# ENTRIES PROVIDED

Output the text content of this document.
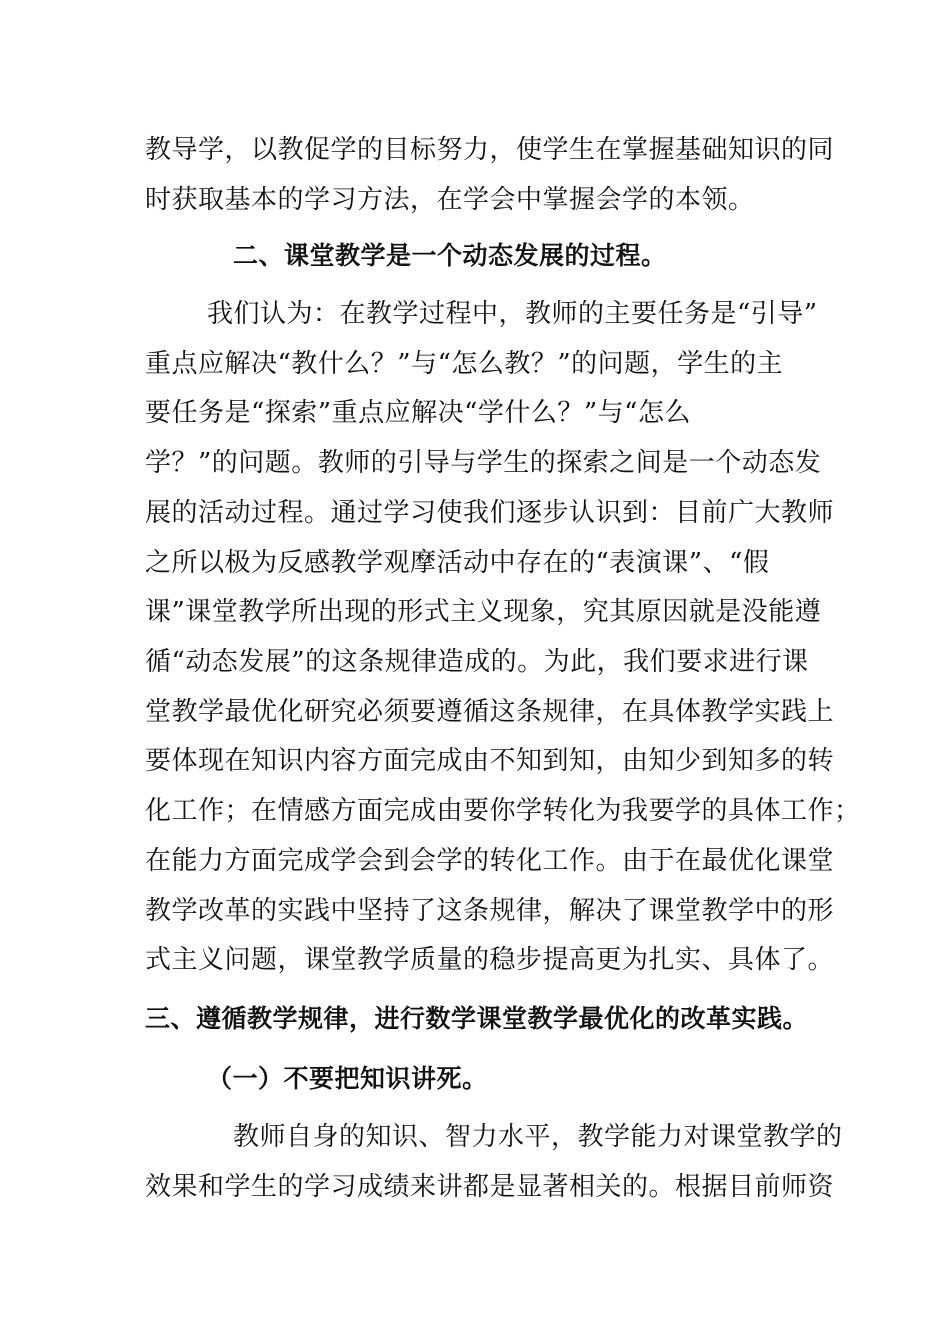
教导学，以教促学的目标努力，使学生在掌握基础知识的同
时获取基本的学习方法，在学会中掌握会学的本领。
二、课堂教学是一个动态发展的过程。
我们认为：在教学过程中，教师的主要任务是“引导”
重点应解决“教什么？”与“怎么教？”的问题，学生的主
要任务是“探索”重点应解决“学什么？”与“怎么
学？”的问题。教师的引导与学生的探索之间是一个动态发
展的活动过程。通过学习使我们逐步认识到：目前广大教师
之所以极为反感教学观摩活动中存在的“表演课”、“假
课”课堂教学所出现的形式主义现象，究其原因就是没能遵
循“动态发展”的这条规律造成的。为此，我们要求进行课
堂教学最优化研究必须要遵循这条规律，在具体教学实践上
要体现在知识内容方面完成由不知到知，由知少到知多的转
化工作；在情感方面完成由要你学转化为我要学的具体工作；
在能力方面完成学会到会学的转化工作。由于在最优化课堂
教学改革的实践中坚持了这条规律，解决了课堂教学中的形
式主义问题，课堂教学质量的稳步提高更为扎实、具体了。
三、遵循教学规律，进行数学课堂教学最优化的改革实践。
（一）不要把知识讲死。
教师自身的知识、智力水平，教学能力对课堂教学的
效果和学生的学习成绩来讲都是显著相关的。根据目前师资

# PROBLEM DETAILS
Quote all the lines above exactly as given. Do not include the pictures.

# ANSWER TO THIS PROBLEM
Output the text content of this document.
教导学，以教促学的目标努力，使学生在掌握基础知识的同
时获取基本的学习方法，在学会中掌握会学的本领。
二、课堂教学是一个动态发展的过程。
我们认为：在教学过程中，教师的主要任务是“引导”
重点应解决“教什么？”与“怎么教？”的问题，学生的主
要任务是“探索”重点应解决“学什么？”与“怎么
学？”的问题。教师的引导与学生的探索之间是一个动态发
展的活动过程。通过学习使我们逐步认识到：目前广大教师
之所以极为反感教学观摩活动中存在的“表演课”、“假
课”课堂教学所出现的形式主义现象，究其原因就是没能遵
循“动态发展”的这条规律造成的。为此，我们要求进行课
堂教学最优化研究必须要遵循这条规律，在具体教学实践上
要体现在知识内容方面完成由不知到知，由知少到知多的转
化工作；在情感方面完成由要你学转化为我要学的具体工作；
在能力方面完成学会到会学的转化工作。由于在最优化课堂
教学改革的实践中坚持了这条规律，解决了课堂教学中的形
式主义问题，课堂教学质量的稳步提高更为扎实、具体了。
三、遵循教学规律，进行数学课堂教学最优化的改革实践。
（一）不要把知识讲死。
教师自身的知识、智力水平，教学能力对课堂教学的
效果和学生的学习成绩来讲都是显著相关的。根据目前师资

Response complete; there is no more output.